Text section: Begin

“I am also expanding my practice to encourage participation in counseling as an essential wellness and self-care preventative measure rather than a reactive measure once symptoms have progressed to "clinical" significance.”
What was your path to becoming a therapist?
I have always worked in a service or helping capacity and officially launched my career as a therapist in 2006. My own life experiences and my own healing drove me to become a therapist. Early in my career, I was exposed to trauma-focused cognitive behavioral therapy, and trauma-informed movement has been the basis of my advocacy efforts on behalf of the populations I have worked with. Most of my clinical experience centers around treating trauma. I have worked extensively in therapeutic foster care, in school systems, with families, and I am currently enjoying my work at a local jail supporting incarcerated individuals. I'm working to integrate equine-assisted psychotherapy into the healing process in my face-to-face sessions where appropriate. I am also expanding my practice to encourage participation in counseling as an essential wellness and self-care preventative measure rather than a reactive measure once symptoms have progressed to "clinical" significance.
What should someone know about working with you?
Therapy starts with a gentle getting-to-know you process and is grounded in respect for your boundaries. The pace of treatment depends upon your comfort level, and you always have the option to say, "I don't want to talk about that." My approach is experiential in nature and throughout the process, I may invite you to feel the emotions we are talking about so that you can learn to cope with them with support. I enjoy working with clients who are looking to increase their sense of self-worth, deepen their relationships, and feel a sense of control over their lives. I explain interventions and suggest homework assignments in-depth and ground my techniques in research and clinical experience. I strongly believe in authenticity and the power of a truly connected therapeutic relationship. Progress in therapy is made of tiny moments of awareness and small steps toward healing.
What do you do to continue learning and building competencies as a provider?
I'm currently enrolled in a trauma-focused equine-assisted psychotherapy course to increase my competence in equine therapy. I am also engaged in continuing education to specifically support transgender individuals through transition. I enjoy engaging with other professionals on the topics of racial injustice, spirituality, and therapeutic approaches focused on personal growth and self-healing.

Text section: End

[Tasks to carry out]:
1) Summarize the therapist profile above in two sentences.
2) Answer the following questions using the therapist profile above.
(a) In what year did the therapist officially launch a career as a therapist?
(b) What may a client always say during treatment?
(c) In what course is the therapist currently enrolled?

Material provided: Begin

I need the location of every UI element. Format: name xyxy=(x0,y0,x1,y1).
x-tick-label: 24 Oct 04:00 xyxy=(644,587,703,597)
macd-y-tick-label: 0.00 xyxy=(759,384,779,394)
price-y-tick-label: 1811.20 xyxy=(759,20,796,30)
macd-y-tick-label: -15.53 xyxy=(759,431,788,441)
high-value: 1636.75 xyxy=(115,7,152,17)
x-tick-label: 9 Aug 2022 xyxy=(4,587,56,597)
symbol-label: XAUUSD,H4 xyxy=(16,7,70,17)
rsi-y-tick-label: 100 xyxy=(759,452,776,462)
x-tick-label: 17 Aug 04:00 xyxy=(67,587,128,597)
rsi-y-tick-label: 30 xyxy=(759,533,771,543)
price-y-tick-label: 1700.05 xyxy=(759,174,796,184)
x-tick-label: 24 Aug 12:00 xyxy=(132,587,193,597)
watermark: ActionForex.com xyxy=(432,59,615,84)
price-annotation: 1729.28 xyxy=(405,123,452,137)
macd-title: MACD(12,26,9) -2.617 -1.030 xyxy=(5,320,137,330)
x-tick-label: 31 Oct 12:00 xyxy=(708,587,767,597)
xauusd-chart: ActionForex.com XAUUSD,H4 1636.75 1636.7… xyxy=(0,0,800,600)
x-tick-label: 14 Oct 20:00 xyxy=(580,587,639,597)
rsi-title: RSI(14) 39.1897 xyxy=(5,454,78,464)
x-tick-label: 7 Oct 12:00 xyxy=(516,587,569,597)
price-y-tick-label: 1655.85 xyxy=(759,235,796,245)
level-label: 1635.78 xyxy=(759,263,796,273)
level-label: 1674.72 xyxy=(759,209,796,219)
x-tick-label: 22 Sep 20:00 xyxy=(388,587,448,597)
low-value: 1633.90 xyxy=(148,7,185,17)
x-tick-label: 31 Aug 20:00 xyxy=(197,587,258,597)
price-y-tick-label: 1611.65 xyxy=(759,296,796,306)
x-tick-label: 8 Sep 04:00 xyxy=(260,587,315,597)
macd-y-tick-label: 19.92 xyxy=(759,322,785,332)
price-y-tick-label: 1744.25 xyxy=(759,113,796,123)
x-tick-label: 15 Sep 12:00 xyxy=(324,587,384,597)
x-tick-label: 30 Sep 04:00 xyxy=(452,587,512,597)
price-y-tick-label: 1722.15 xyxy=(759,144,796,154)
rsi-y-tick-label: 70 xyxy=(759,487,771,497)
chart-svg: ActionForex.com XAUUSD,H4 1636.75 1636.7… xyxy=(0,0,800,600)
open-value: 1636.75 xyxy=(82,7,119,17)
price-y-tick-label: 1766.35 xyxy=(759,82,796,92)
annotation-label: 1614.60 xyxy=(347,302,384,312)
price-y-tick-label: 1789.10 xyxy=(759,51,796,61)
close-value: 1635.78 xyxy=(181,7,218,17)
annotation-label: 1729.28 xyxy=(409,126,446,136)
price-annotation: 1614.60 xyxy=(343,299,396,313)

Material provided: End

[Answers below]:
1) The therapist, who launched a career in 2006, has clinical experience centered on treating trauma, including work in therapeutic foster care, school systems, with families, and currently at a local jail. The therapist's approach is experiential, paced to the client's comfort, grounded in research and clinical experience, and supported by ongoing training in trauma-focused equine-assisted psychotherapy and in supporting transgender individuals through transition.

2)
(a) 2006.
(b) "I don't want to talk about that."
(c) A trauma-focused equine-assisted psychotherapy course.